Would you transcribe all of the data exactly, down to the last character?

(Items from a data source)
— begin —
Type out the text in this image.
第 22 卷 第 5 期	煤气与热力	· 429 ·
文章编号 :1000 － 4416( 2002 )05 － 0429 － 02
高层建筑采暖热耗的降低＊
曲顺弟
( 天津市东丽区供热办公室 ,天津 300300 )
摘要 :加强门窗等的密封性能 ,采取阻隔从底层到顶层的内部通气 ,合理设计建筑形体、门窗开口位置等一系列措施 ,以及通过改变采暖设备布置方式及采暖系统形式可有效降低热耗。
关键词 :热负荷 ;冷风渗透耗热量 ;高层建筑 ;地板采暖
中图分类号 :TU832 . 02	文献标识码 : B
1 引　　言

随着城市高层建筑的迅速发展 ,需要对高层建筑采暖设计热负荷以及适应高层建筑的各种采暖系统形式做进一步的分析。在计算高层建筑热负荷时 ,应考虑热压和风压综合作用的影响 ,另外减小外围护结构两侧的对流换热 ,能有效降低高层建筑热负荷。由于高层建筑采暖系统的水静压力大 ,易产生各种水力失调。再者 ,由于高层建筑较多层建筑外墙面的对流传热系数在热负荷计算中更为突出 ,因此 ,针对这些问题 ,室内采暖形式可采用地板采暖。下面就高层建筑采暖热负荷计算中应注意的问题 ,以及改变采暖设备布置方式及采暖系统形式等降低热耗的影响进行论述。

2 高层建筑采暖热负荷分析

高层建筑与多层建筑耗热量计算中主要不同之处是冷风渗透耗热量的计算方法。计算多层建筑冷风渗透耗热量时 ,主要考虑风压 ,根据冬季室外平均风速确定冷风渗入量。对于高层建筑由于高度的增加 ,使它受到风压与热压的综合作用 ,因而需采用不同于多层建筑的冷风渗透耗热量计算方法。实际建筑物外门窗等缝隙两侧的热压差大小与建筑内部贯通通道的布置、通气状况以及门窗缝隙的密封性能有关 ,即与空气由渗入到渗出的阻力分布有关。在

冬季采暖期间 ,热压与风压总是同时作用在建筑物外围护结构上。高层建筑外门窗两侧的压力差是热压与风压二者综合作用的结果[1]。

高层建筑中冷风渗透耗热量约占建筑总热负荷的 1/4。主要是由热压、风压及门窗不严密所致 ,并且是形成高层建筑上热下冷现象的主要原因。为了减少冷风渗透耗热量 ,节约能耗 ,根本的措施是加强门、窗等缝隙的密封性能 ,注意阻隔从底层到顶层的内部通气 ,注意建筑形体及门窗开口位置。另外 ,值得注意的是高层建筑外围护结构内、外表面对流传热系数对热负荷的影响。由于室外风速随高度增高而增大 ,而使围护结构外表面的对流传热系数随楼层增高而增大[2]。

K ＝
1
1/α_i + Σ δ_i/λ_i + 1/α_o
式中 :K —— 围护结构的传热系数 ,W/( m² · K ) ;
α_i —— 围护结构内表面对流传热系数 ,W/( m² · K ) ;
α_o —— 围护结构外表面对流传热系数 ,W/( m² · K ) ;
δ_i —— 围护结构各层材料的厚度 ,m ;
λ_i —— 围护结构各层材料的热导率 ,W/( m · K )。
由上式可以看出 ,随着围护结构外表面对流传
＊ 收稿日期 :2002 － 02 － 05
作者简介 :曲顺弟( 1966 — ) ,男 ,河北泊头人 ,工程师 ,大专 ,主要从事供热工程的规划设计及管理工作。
— end —
▶ _RESULT OF THIS TASK_:
Type out the text in this image.
第 22 卷 第 5 期	煤气与热力	· 429 ·
文章编号 :1000 － 4416( 2002 )05 － 0429 － 02
高层建筑采暖热耗的降低＊
曲顺弟
( 天津市东丽区供热办公室 ,天津 300300 )
摘要 :加强门窗等的密封性能 ,采取阻隔从底层到顶层的内部通气 ,合理设计建筑形体、门窗开口位置等一系列措施 ,以及通过改变采暖设备布置方式及采暖系统形式可有效降低热耗。
关键词 :热负荷 ;冷风渗透耗热量 ;高层建筑 ;地板采暖
中图分类号 :TU832 . 02	文献标识码 : B
1 引　　言

随着城市高层建筑的迅速发展 ,需要对高层建筑采暖设计热负荷以及适应高层建筑的各种采暖系统形式做进一步的分析。在计算高层建筑热负荷时 ,应考虑热压和风压综合作用的影响 ,另外减小外围护结构两侧的对流换热 ,能有效降低高层建筑热负荷。由于高层建筑采暖系统的水静压力大 ,易产生各种水力失调。再者 ,由于高层建筑较多层建筑外墙面的对流传热系数在热负荷计算中更为突出 ,因此 ,针对这些问题 ,室内采暖形式可采用地板采暖。下面就高层建筑采暖热负荷计算中应注意的问题 ,以及改变采暖设备布置方式及采暖系统形式等降低热耗的影响进行论述。

2 高层建筑采暖热负荷分析

高层建筑与多层建筑耗热量计算中主要不同之处是冷风渗透耗热量的计算方法。计算多层建筑冷风渗透耗热量时 ,主要考虑风压 ,根据冬季室外平均风速确定冷风渗入量。对于高层建筑由于高度的增加 ,使它受到风压与热压的综合作用 ,因而需采用不同于多层建筑的冷风渗透耗热量计算方法。实际建筑物外门窗等缝隙两侧的热压差大小与建筑内部贯通通道的布置、通气状况以及门窗缝隙的密封性能有关 ,即与空气由渗入到渗出的阻力分布有关。在

冬季采暖期间 ,热压与风压总是同时作用在建筑物外围护结构上。高层建筑外门窗两侧的压力差是热压与风压二者综合作用的结果[1]。

高层建筑中冷风渗透耗热量约占建筑总热负荷的 1/4。主要是由热压、风压及门窗不严密所致 ,并且是形成高层建筑上热下冷现象的主要原因。为了减少冷风渗透耗热量 ,节约能耗 ,根本的措施是加强门、窗等缝隙的密封性能 ,注意阻隔从底层到顶层的内部通气 ,注意建筑形体及门窗开口位置。另外 ,值得注意的是高层建筑外围护结构内、外表面对流传热系数对热负荷的影响。由于室外风速随高度增高而增大 ,而使围护结构外表面的对流传热系数随楼层增高而增大[2]。

K ＝
1
1/α_i + Σ δ_i/λ_i + 1/α_o
式中 :K —— 围护结构的传热系数 ,W/( m² · K ) ;
α_i —— 围护结构内表面对流传热系数 ,W/( m² · K ) ;
α_o —— 围护结构外表面对流传热系数 ,W/( m² · K ) ;
δ_i —— 围护结构各层材料的厚度 ,m ;
λ_i —— 围护结构各层材料的热导率 ,W/( m · K )。
由上式可以看出 ,随着围护结构外表面对流传
＊ 收稿日期 :2002 － 02 － 05
作者简介 :曲顺弟( 1966 — ) ,男 ,河北泊头人 ,工程师 ,大专 ,主要从事供热工程的规划设计及管理工作。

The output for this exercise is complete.